■ **DESCRIPTION OF THE TASK**:
Compute the number of lines that include the string "santan", then output that number and nothing else.

■ **Stored items**:

* * *

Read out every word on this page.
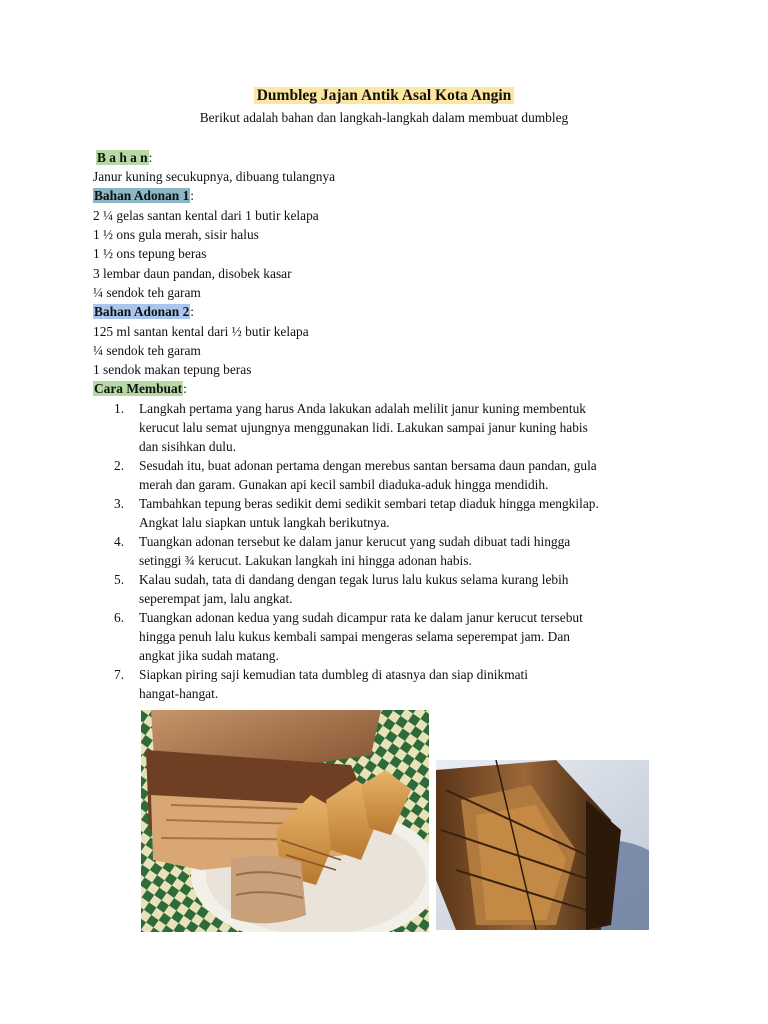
Dumbleg Jajan Antik Asal Kota Angin
Berikut adalah bahan dan langkah-langkah dalam membuat dumbleg
B a h a n:
Janur kuning secukupnya, dibuang tulangnya
Bahan Adonan 1:
2 ¼ gelas santan kental dari 1 butir kelapa
1 ½ ons gula merah, sisir halus
1 ½ ons tepung beras
3 lembar daun pandan, disobek kasar
¼ sendok teh garam
Bahan Adonan 2:
125 ml santan kental dari ½ butir kelapa
¼ sendok teh garam
1 sendok makan tepung beras
Cara Membuat:
1. Langkah pertama yang harus Anda lakukan adalah melilit janur kuning membentuk
kerucut lalu semat ujungnya menggunakan lidi. Lakukan sampai janur kuning habis
dan sisihkan dulu.
2. Sesudah itu, buat adonan pertama dengan merebus santan bersama daun pandan, gula
merah dan garam. Gunakan api kecil sambil diaduka-aduk hingga mendidih.
3. Tambahkan tepung beras sedikit demi sedikit sembari tetap diaduk hingga mengkilap.
Angkat lalu siapkan untuk langkah berikutnya.
4. Tuangkan adonan tersebut ke dalam janur kerucut yang sudah dibuat tadi hingga
setinggi ¾ kerucut. Lakukan langkah ini hingga adonan habis.
5. Kalau sudah, tata di dandang dengan tegak lurus lalu kukus selama kurang lebih
seperempat jam, lalu angkat.
6. Tuangkan adonan kedua yang sudah dicampur rata ke dalam janur kerucut tersebut
hingga penuh lalu kukus kembali sampai mengeras selama seperempat jam. Dan
angkat jika sudah matang.
7. Siapkan piring saji kemudian tata dumbleg di atasnya dan siap dinikmati
hangat-hangat.
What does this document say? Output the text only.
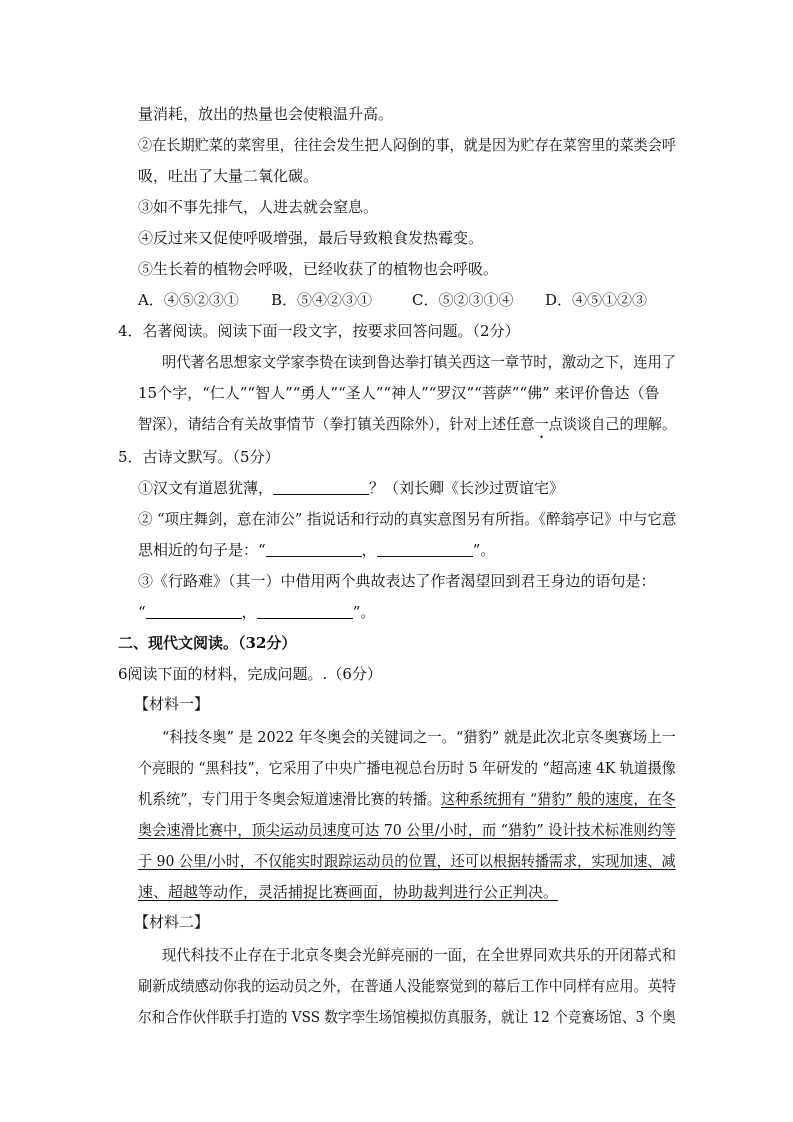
量消耗，放出的热量也会使粮温升高。
②在长期贮菜的菜窖里，往往会发生把人闷倒的事，就是因为贮存在菜窖里的菜类会呼
吸，吐出了大量二氧化碳。
③如不事先排气，人进去就会窒息。
④反过来又促使呼吸增强，最后导致粮食发热霉变。
⑤生长着的植物会呼吸，已经收获了的植物也会呼吸。
A．④⑤②③① B．⑤④②③①	C．⑤②③①④ D．④⑤①②③
4．名著阅读。阅读下面一段文字，按要求回答问题。（2分）
明代著名思想家文学家李贽在读到鲁达拳打镇关西这一章节时，激动之下，连用了
15个字，“仁人”“智人”“勇人”“圣人”“神人”“罗汉”“菩萨”“佛” 来评价鲁达（鲁
智深），请结合有关故事情节（拳打镇关西除外），针对上述任意一点谈谈自己的理解。
5．古诗文默写。（5分）
①汉文有道恩犹薄，	？（刘长卿《长沙过贾谊宅》
② “项庄舞剑，意在沛公” 指说话和行动的真实意图另有所指。《醉翁亭记》中与它意
思相近的句子是：“	，	”。
③《行路难》（其一）中借用两个典故表达了作者渴望回到君王身边的语句是：
“	，	”。
二、现代文阅读。（32分）
6阅读下面的材料，完成问题。.（6分）
【材料一】
“科技冬奥” 是 2022 年冬奥会的关键词之一。“猎豹” 就是此次北京冬奥赛场上一
个亮眼的 “黑科技”，它采用了中央广播电视总台历时 5 年研发的 “超高速 4K 轨道摄像
机系统”，专门用于冬奥会短道速滑比赛的转播。这种系统拥有 “猎豹” 般的速度，在冬
奥会速滑比赛中，顶尖运动员速度可达 70 公里/小时，而 “猎豹” 设计技术标准则约等
于 90 公里/小时，不仅能实时跟踪运动员的位置，还可以根据转播需求，实现加速、减
速、超越等动作，灵活捕捉比赛画面，协助裁判进行公正判决。
【材料二】
现代科技不止存在于北京冬奥会光鲜亮丽的一面，在全世界同欢共乐的开闭幕式和
刷新成绩感动你我的运动员之外，在普通人没能察觉到的幕后工作中同样有应用。英特
尔和合作伙伴联手打造的 VSS 数字孪生场馆模拟仿真服务，就让 12 个竞赛场馆、3 个奥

* * *

■ **RESULT OF THE TASK**:
3